# [PROBLEM REQUIREMENTS]
In the entries that follow, find the word "cloison" and report each line it is on.

# [RECORD SET]
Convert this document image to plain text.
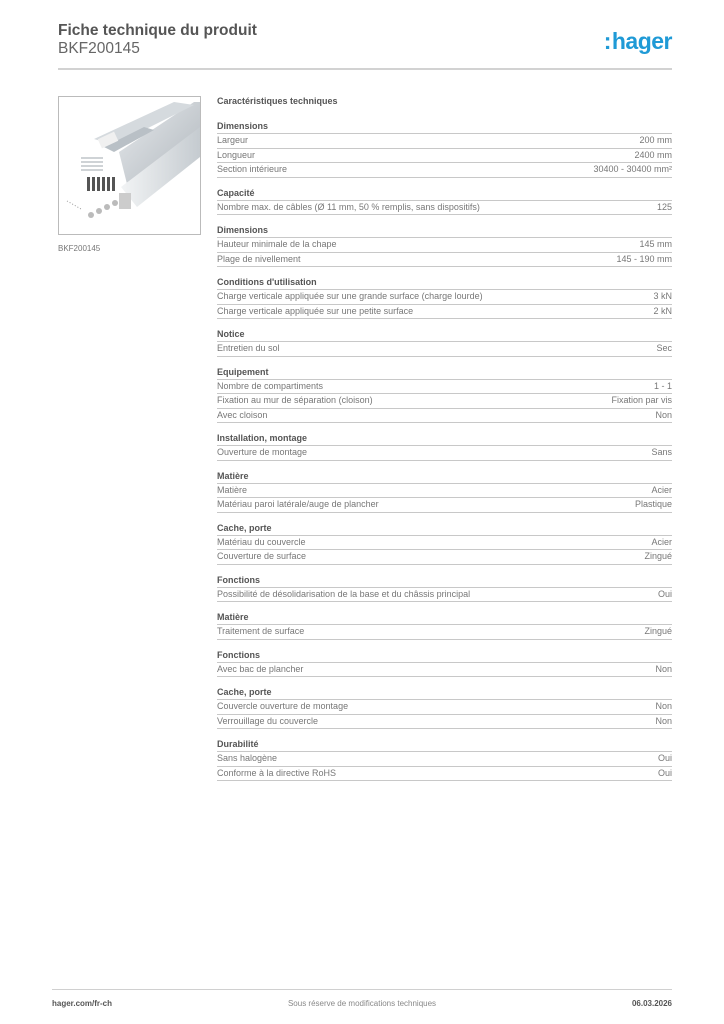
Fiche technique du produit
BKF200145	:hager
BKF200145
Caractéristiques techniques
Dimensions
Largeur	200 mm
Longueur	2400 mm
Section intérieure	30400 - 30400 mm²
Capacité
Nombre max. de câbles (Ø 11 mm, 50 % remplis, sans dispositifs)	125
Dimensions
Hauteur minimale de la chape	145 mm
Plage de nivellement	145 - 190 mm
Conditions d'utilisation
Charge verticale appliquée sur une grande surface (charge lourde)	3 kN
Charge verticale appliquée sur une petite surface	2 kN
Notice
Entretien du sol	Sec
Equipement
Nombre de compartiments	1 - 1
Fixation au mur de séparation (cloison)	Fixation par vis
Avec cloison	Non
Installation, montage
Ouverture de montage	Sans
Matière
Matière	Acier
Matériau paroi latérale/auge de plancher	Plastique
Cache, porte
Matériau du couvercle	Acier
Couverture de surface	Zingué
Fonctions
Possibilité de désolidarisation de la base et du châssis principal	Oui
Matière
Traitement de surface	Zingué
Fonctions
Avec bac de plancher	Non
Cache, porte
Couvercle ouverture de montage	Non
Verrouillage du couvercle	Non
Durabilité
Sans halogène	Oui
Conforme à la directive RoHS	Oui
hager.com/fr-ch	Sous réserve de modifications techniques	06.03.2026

# [THE SOLUTION]
Fixation au mur de séparation (cloison)	Fixation par vis
Avec cloison	Non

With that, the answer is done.